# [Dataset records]
========================

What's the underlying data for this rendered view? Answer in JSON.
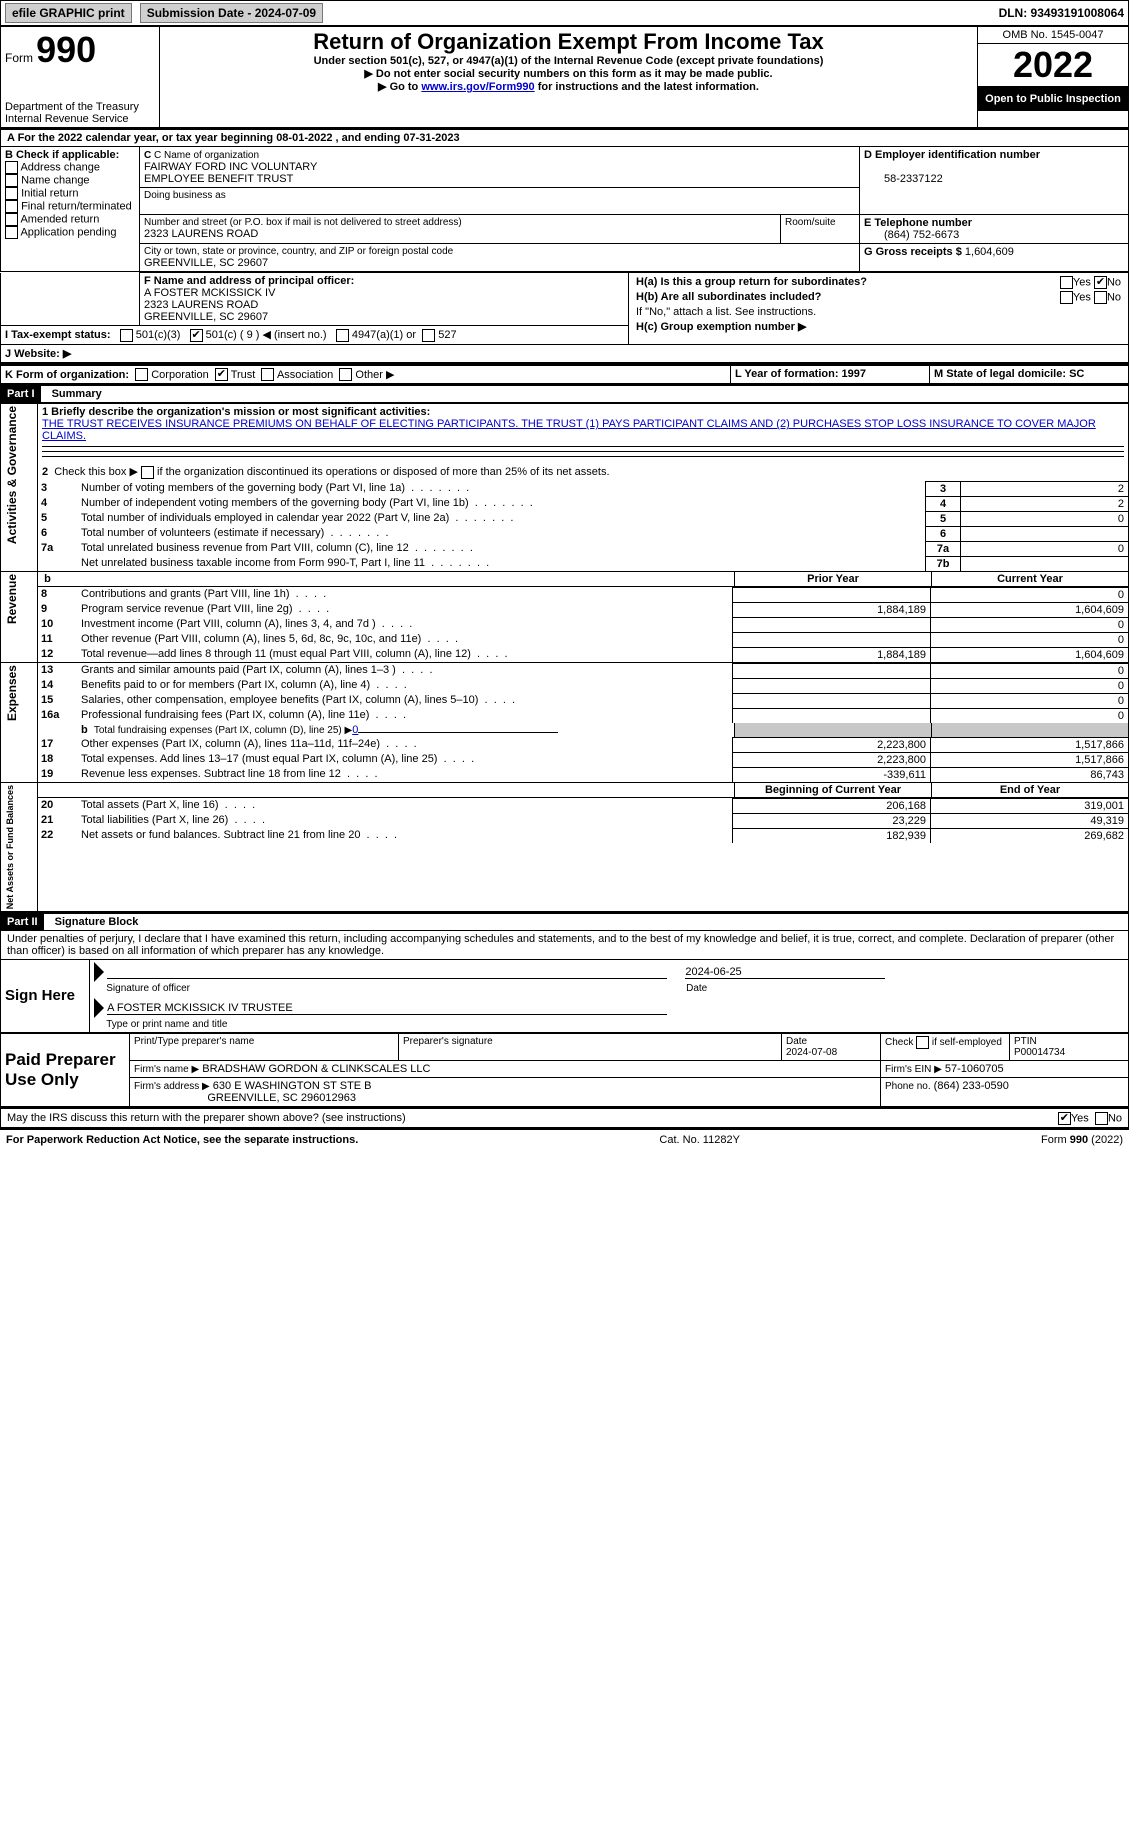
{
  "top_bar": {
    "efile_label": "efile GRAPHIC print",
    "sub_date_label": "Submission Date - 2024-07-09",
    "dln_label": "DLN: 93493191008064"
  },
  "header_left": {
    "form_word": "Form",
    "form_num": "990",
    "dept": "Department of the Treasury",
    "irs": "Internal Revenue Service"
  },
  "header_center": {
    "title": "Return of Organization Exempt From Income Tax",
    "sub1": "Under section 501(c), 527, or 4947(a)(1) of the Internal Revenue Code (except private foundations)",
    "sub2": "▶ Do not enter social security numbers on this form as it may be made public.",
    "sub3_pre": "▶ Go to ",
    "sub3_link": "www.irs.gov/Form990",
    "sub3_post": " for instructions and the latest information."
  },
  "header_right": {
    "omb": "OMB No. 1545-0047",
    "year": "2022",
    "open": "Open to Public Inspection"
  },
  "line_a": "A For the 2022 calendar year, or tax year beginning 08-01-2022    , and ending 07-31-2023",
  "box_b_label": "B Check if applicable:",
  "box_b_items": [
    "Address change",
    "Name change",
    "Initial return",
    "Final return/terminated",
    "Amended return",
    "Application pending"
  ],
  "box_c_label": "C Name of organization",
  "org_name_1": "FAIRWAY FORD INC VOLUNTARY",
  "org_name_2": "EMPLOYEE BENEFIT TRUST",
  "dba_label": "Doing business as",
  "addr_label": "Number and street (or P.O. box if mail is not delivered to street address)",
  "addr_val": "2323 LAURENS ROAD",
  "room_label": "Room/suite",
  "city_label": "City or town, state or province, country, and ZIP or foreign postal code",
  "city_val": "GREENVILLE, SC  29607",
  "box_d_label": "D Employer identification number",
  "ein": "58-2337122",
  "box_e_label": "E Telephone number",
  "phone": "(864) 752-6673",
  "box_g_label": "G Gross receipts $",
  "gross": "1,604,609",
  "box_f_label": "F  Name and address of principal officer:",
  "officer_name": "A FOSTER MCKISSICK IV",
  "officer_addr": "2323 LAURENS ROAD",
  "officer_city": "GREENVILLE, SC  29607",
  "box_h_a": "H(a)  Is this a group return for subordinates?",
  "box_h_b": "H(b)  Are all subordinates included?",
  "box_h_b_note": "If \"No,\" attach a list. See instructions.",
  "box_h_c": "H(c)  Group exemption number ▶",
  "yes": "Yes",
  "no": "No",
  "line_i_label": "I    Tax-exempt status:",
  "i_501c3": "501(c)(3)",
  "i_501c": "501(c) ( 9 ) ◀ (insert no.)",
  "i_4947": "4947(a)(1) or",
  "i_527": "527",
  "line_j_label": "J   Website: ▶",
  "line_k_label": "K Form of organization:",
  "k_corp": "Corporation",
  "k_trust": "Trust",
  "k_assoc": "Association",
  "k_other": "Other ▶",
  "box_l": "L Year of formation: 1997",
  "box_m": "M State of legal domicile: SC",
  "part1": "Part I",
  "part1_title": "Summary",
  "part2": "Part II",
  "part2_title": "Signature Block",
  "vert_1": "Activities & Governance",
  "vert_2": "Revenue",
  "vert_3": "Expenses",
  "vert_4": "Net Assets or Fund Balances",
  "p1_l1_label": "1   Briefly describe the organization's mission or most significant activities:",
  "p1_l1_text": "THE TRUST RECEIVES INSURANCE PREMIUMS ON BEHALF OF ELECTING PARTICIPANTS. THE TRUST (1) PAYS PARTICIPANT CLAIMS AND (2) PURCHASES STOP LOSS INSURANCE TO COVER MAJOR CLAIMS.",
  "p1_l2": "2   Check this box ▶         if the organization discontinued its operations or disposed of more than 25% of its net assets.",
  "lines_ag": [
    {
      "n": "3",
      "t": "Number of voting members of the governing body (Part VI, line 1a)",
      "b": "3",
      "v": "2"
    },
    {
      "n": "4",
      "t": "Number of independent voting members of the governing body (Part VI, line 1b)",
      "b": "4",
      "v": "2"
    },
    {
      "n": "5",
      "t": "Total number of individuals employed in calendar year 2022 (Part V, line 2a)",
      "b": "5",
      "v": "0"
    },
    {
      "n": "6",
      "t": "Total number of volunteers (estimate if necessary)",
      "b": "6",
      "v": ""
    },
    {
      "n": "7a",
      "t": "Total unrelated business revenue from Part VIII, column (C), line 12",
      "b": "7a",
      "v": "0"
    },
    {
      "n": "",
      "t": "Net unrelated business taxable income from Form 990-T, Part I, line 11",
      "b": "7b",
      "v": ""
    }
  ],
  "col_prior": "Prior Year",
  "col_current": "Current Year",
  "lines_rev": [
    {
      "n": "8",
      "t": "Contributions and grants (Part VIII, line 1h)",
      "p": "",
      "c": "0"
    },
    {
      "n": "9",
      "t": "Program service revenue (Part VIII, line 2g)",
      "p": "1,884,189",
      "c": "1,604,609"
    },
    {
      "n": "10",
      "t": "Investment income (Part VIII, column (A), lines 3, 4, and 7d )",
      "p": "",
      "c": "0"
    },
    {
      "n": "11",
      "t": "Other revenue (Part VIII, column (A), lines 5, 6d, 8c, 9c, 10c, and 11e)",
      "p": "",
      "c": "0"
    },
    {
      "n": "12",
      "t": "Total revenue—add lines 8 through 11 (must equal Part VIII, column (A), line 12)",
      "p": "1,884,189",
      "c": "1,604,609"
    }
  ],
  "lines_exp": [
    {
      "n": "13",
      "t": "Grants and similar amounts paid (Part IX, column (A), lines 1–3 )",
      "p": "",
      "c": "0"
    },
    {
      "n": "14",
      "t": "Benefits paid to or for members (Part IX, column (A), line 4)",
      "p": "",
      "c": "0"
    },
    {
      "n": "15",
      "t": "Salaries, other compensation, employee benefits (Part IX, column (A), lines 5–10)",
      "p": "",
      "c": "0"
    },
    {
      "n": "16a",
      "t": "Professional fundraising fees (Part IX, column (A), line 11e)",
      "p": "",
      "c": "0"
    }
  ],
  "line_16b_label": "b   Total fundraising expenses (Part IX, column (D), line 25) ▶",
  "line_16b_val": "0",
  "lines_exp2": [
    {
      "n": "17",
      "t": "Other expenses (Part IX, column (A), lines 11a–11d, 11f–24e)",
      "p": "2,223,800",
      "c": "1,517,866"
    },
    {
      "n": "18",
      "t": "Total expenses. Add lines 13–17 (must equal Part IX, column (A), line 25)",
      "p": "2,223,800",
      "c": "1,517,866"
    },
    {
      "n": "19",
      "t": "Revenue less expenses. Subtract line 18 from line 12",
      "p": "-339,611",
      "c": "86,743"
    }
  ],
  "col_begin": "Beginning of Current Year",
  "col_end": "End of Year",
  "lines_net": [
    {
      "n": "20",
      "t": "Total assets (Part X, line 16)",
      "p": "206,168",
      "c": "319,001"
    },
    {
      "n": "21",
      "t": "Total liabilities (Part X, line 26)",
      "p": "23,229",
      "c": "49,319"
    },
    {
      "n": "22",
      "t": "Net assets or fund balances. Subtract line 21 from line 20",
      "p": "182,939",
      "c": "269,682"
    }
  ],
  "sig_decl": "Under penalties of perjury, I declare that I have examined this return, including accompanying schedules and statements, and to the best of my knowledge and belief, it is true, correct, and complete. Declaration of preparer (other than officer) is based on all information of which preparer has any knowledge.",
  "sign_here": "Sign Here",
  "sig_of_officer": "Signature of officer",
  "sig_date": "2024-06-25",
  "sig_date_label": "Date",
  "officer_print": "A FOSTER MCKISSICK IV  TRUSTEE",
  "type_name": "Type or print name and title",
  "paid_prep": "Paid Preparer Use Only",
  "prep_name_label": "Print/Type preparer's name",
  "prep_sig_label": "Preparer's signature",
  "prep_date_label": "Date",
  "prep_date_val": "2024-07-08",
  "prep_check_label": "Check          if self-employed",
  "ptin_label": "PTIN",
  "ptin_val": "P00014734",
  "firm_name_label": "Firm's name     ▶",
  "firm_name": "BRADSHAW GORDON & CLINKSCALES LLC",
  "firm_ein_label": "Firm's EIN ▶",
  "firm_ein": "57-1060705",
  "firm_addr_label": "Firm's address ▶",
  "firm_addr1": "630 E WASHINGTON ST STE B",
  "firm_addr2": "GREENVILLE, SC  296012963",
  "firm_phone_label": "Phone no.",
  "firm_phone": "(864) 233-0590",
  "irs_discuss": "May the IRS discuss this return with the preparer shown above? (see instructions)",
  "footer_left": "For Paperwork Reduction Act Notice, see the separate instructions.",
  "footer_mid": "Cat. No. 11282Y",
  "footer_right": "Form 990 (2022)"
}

========================

# [Problem]
Copy each line containing the word "GREENVILLE" from the data.

# [Response to the exercise]
  "city_val": "GREENVILLE, SC  29607",
  "officer_city": "GREENVILLE, SC  29607",
  "firm_addr2": "GREENVILLE, SC  296012963",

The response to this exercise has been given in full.